**Given instruction**
Copy out all the lines exactly. Omit pictures.

**Supplied records**

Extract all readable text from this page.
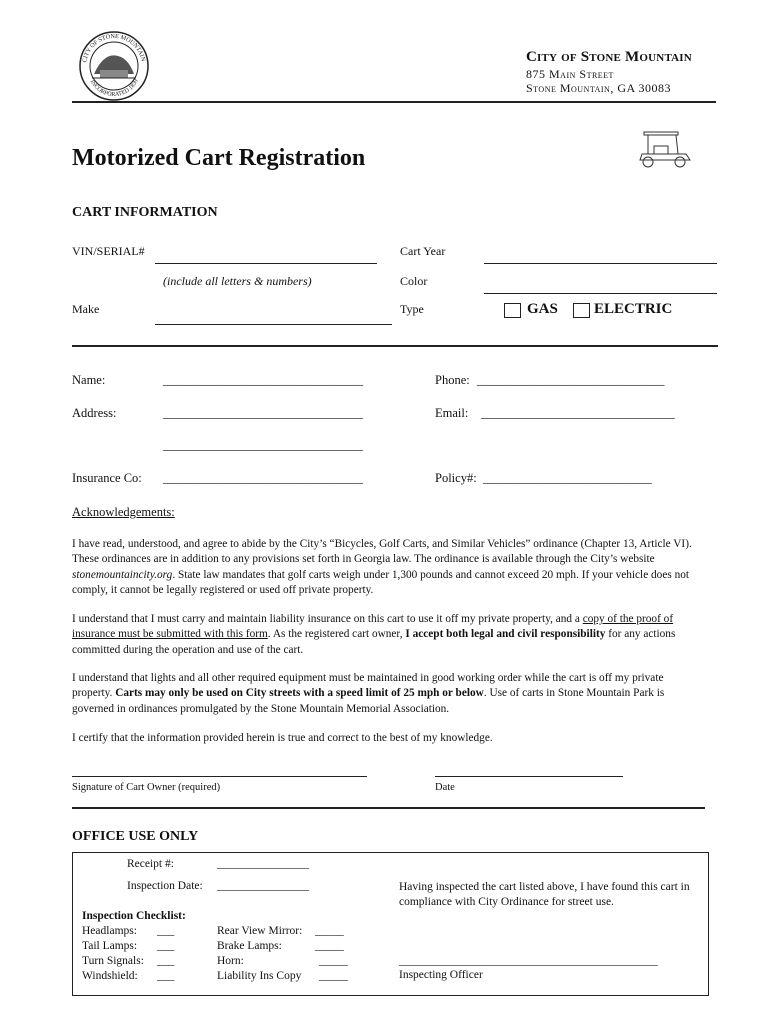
CITY OF STONE MOUNTAIN
INCORPORATED 1839
City of Stone Mountain
875 Main Street
Stone Mountain, GA 30083
Motorized Cart Registration
CART INFORMATION
VIN/SERIAL#
(include all letters & numbers)
Make
Cart Year
Color
Type	GAS ELECTRIC
Name:	________________________________	Phone: ______________________________
Address:	________________________________	Email: _______________________________
________________________________
Insurance Co: ________________________________	Policy#: ___________________________
Acknowledgements:

I have read, understood, and agree to abide by the City’s “Bicycles, Golf Carts, and Similar Vehicles” ordinance (Chapter 13, Article VI). These ordinances are in addition to any provisions set forth in Georgia law. The ordinance is available through the City’s website stonemountaincity.org. State law mandates that golf carts weigh under 1,300 pounds and cannot exceed 20 mph. If your vehicle does not comply, it cannot be legally registered or used off private property.

I understand that I must carry and maintain liability insurance on this cart to use it off my private property, and a copy of the proof of insurance must be submitted with this form. As the registered cart owner, I accept both legal and civil responsibility for any actions committed during the operation and use of the cart.

I understand that lights and all other required equipment must be maintained in good working order while the cart is off my private property. Carts may only be used on City streets with a speed limit of 25 mph or below. Use of carts in Stone Mountain Park is governed in ordinances promulgated by the Stone Mountain Memorial Association.

I certify that the information provided herein is true and correct to the best of my knowledge.

Signature of Cart Owner (required)	Date
OFFICE USE ONLY
Receipt #:	________________
Inspection Date: ________________	Having inspected the cart listed above, I have found this cart in compliance with City Ordinance for street use.
Inspection Checklist:
Headlamps: ___
Tail Lamps: ___
Turn Signals: ___
Windshield: ___
Rear View Mirror: _____
Brake Lamps:	_____
Horn:	_____
Liability Ins Copy _____
_____________________________________________
Inspecting Officer
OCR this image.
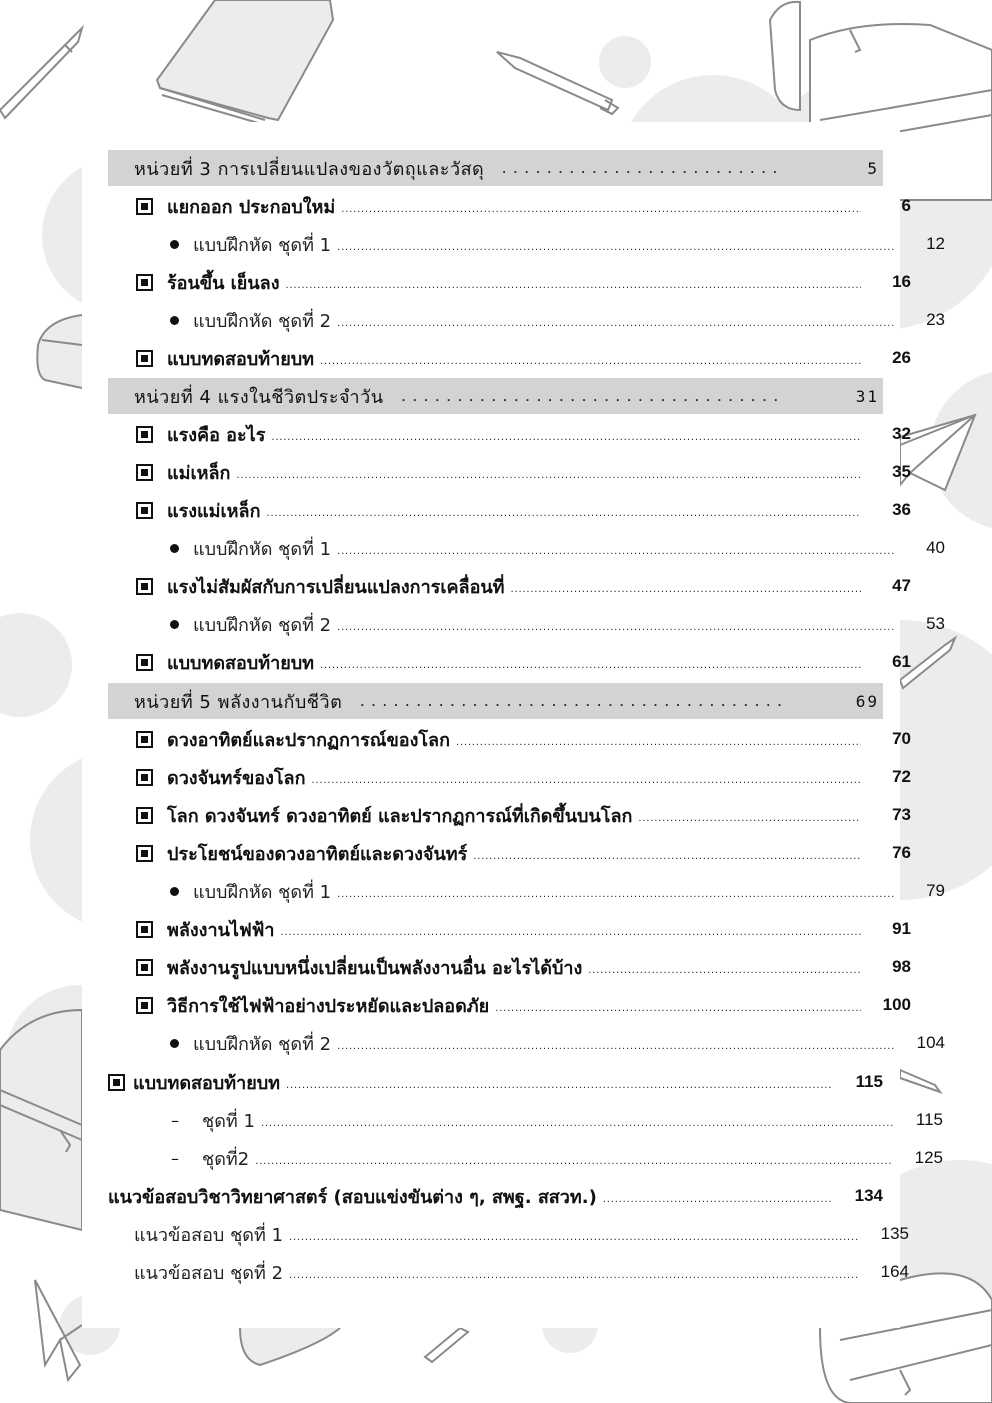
หน่วยที่ 3 การเปลี่ยนแปลงของวัตถุและวัสดุ . . .	5
แยกออก ประกอบใหม่ . . .	6
แบบฝึกหัด ชุดที่ 1 . . .	12
ร้อนขึ้น เย็นลง . . .	16
แบบฝึกหัด ชุดที่ 2 . . .	23
แบบทดสอบท้ายบท . . .	26
หน่วยที่ 4 แรงในชีวิตประจำวัน . . .	31
แรงคือ อะไร . . .	32
แม่เหล็ก . . .	35
แรงแม่เหล็ก . . .	36
แบบฝึกหัด ชุดที่ 1 . . .	40
แรงไม่สัมผัสกับการเปลี่ยนแปลงการเคลื่อนที่ . . .	47
แบบฝึกหัด ชุดที่ 2 . . .	53
แบบทดสอบท้ายบท . . .	61
หน่วยที่ 5 พลังงานกับชีวิต . . .	69
ดวงอาทิตย์และปรากฏการณ์ของโลก . . .	70
ดวงจันทร์ของโลก . . .	72
โลก ดวงจันทร์ ดวงอาทิตย์ และปรากฏการณ์ที่เกิดขึ้นบนโลก . . .	73
ประโยชน์ของดวงอาทิตย์และดวงจันทร์ . . .	76
แบบฝึกหัด ชุดที่ 1 . . .	79
พลังงานไฟฟ้า . . .	91
พลังงานรูปแบบหนึ่งเปลี่ยนเป็นพลังงานอื่น อะไรได้บ้าง . . .	98
วิธีการใช้ไฟฟ้าอย่างประหยัดและปลอดภัย . . .	100
แบบฝึกหัด ชุดที่ 2 . . .	104
แบบทดสอบท้ายบท . . .	115
– ชุดที่ 1 . . .	115
– ชุดที่2 . . .	125
แนวข้อสอบวิชาวิทยาศาสตร์ (สอบแข่งขันต่าง ๆ, สพฐ. สสวท.) . . .	134
แนวข้อสอบ ชุดที่ 1 . . .	135
แนวข้อสอบ ชุดที่ 2 . . .	164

**Full response**
Extract all readable text from this page.
CITY OF STONE MOUNTAIN
INCORPORATED 1839
City of Stone Mountain
875 Main Street
Stone Mountain, GA 30083
Motorized Cart Registration
CART INFORMATION
VIN/SERIAL#
(include all letters & numbers)
Make
Cart Year
Color
Type	GAS ELECTRIC
Name:	________________________________	Phone: ______________________________
Address:	________________________________	Email: _______________________________
________________________________
Insurance Co: ________________________________	Policy#: ___________________________
Acknowledgements:

I have read, understood, and agree to abide by the City’s “Bicycles, Golf Carts, and Similar Vehicles” ordinance (Chapter 13, Article VI). These ordinances are in addition to any provisions set forth in Georgia law. The ordinance is available through the City’s website stonemountaincity.org. State law mandates that golf carts weigh under 1,300 pounds and cannot exceed 20 mph. If your vehicle does not comply, it cannot be legally registered or used off private property.

I understand that I must carry and maintain liability insurance on this cart to use it off my private property, and a copy of the proof of insurance must be submitted with this form. As the registered cart owner, I accept both legal and civil responsibility for any actions committed during the operation and use of the cart.

I understand that lights and all other required equipment must be maintained in good working order while the cart is off my private property. Carts may only be used on City streets with a speed limit of 25 mph or below. Use of carts in Stone Mountain Park is governed in ordinances promulgated by the Stone Mountain Memorial Association.

I certify that the information provided herein is true and correct to the best of my knowledge.

Signature of Cart Owner (required)	Date
OFFICE USE ONLY
Receipt #:	________________
Inspection Date: ________________	Having inspected the cart listed above, I have found this cart in compliance with City Ordinance for street use.
Inspection Checklist:
Headlamps: ___
Tail Lamps: ___
Turn Signals: ___
Windshield: ___
Rear View Mirror: _____
Brake Lamps:	_____
Horn:	_____
Liability Ins Copy _____
_____________________________________________
Inspecting Officer
OCR this image.
หน่วยที่ 3 การเปลี่ยนแปลงของวัตถุและวัสดุ . . .	5
แยกออก ประกอบใหม่ . . .	6
แบบฝึกหัด ชุดที่ 1 . . .	12
ร้อนขึ้น เย็นลง . . .	16
แบบฝึกหัด ชุดที่ 2 . . .	23
แบบทดสอบท้ายบท . . .	26
หน่วยที่ 4 แรงในชีวิตประจำวัน . . .	31
แรงคือ อะไร . . .	32
แม่เหล็ก . . .	35
แรงแม่เหล็ก . . .	36
แบบฝึกหัด ชุดที่ 1 . . .	40
แรงไม่สัมผัสกับการเปลี่ยนแปลงการเคลื่อนที่ . . .	47
แบบฝึกหัด ชุดที่ 2 . . .	53
แบบทดสอบท้ายบท . . .	61
หน่วยที่ 5 พลังงานกับชีวิต . . .	69
ดวงอาทิตย์และปรากฏการณ์ของโลก . . .	70
ดวงจันทร์ของโลก . . .	72
โลก ดวงจันทร์ ดวงอาทิตย์ และปรากฏการณ์ที่เกิดขึ้นบนโลก . . .	73
ประโยชน์ของดวงอาทิตย์และดวงจันทร์ . . .	76
แบบฝึกหัด ชุดที่ 1 . . .	79
พลังงานไฟฟ้า . . .	91
พลังงานรูปแบบหนึ่งเปลี่ยนเป็นพลังงานอื่น อะไรได้บ้าง . . .	98
วิธีการใช้ไฟฟ้าอย่างประหยัดและปลอดภัย . . .	100
แบบฝึกหัด ชุดที่ 2 . . .	104
แบบทดสอบท้ายบท . . .	115
– ชุดที่ 1 . . .	115
– ชุดที่2 . . .	125
แนวข้อสอบวิชาวิทยาศาสตร์ (สอบแข่งขันต่าง ๆ, สพฐ. สสวท.) . . .	134
แนวข้อสอบ ชุดที่ 1 . . .	135
แนวข้อสอบ ชุดที่ 2 . . .	164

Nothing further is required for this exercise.